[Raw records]
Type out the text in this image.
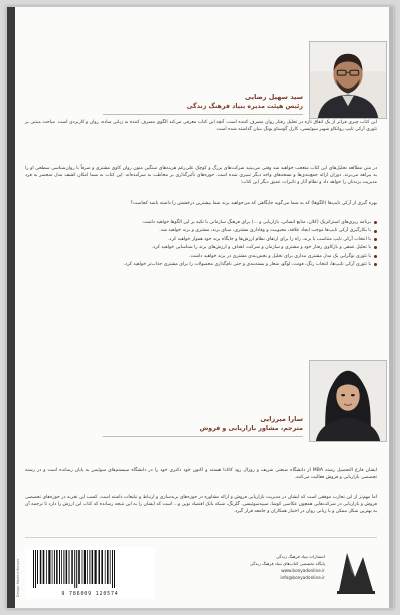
سید سهیل رضایی
رئیس هیئت مدیره بنیاد فرهنگ زندگی

این کتاب چیزی فراتر از یک اتفاق تازه در تحلیل رفتار روان مصرف کننده است. آنچه این کتاب معرفی می‌کند الگوی مصرف کننده به زبانی ساده، روان و کاربردی است. مباحث مبتنی بر تئوری آرکی تایپ روانکاو شهیر سوئیسی، کارل گوستاو یونگ بنیان گذاشته شده است.

در متن مطالعه تحلیل‌های این کتاب متعجب خواهید شد وقتی می‌بینید شرکت‌های بزرگ و کوچک علی‌رغم هزینه‌های سنگین متون روان کاوی مشتری و صرفاً با روان‌شناسی سطحی او را به بیراهه می‌برند. دوران ارائه جمع‌بندی‌ها و نسخه‌های واحد دیگر سپری شده است. حوزه‌های تأثیرگذاری بر مخاطب به سرآمده‌اند. این کتاب به شما امکان کشف مدل منحصر به فرد مدیریت برندتان را خواهد داد و نظام آثار و تاثیرات عمیق دیگر این کتاب:

بهره گیری از آرکی تایپ‌ها (الگوها) که به شما می‌گوید جایگاهی که می‌خواهید برند شما بیشترین درخشش را داشته باشد کجاست؟

برنامه ریزی‌های استراتژیک (کلان، منابع انسانی، بازاریابی و ...) برای فرهنگ سازمانی با تکیه بر این الگوها خواهید داشت.

با بکارگیری آرکی تایپ‌ها موجب ایجاد علاقه، محبوبیت و وفاداری مشتری، مبنای برند، مشتری و برند خواهید شد.

با انتخاب آرکی تایپ متناسب با برند، راه را برای ارتقای نظام ارزش‌ها و جایگاه برند خود هموار خواهید کرد.

با تحلیل عمقی و بازکاوی رفتار خود و مشتری و سازمان و شرکت، اهداف و ارزش‌های برند را شناسایی خواهید کرد.

با تئوری نوگرایی یک مدل مشتری مداری برای تحلیل و بخش‌بندی مشتری در برند خواهید داشت.

با تئوری آرکی تایپ‌ها، انتخاب رنگ، فونت، لوگو، شعار و بسته‌بندی و حتی نام‌گذاری محصولات را برای مشتری جذاب‌تر خواهید کرد.

سارا میرزایی
مترجم، مشاور بازاریابی و فروش

ایشان فارغ التحصیل رشته MBA از دانشگاه صنعتی شریف و روزال ‌رود کانادا هستند و اکنون خود دکتری خود را در دانشگاه سیستم‌های سوئیس به پایان رسانده است و در رشته تخصصی بازاریابی و فروش فعالیت می‌کنند.

اما مهم‌تر از این تجارب موفقی است که ایشان در مدیریت بازاریابی فروش و ارائه مشاوره در حوزه‌های برندسازی و ارتباط و تبلیغات داشته است. کسب این تجربه در حوزه‌های تخصصی فروش و بازاریابی در شرکت‌هایی همچون عکاسی کوشا، سپیدسوئیسی، گلرنگ، شبکه بانک اقتصاد نوین و... است که ایشان را به این نتیجه رسانده که کتاب این ارزش را دارد تا ترجمه آن به بهترین شکل ممکن و با زبانی روان در اختیار همکاران و جامعه قرار گیرد.

Design: Nashr-e Bonyad	9 786009 120574
انتشارات بنیاد فرهنگ زندگی
پایگاه تخصصی کتاب‌های بنیاد فرهنگ زندگی
www.bonyadonline.ir
info@bonyadonline.ir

# The task
What is the number of lines in the listing that contain the string "تئوری"? Reply with that number alone.

# Expected output
3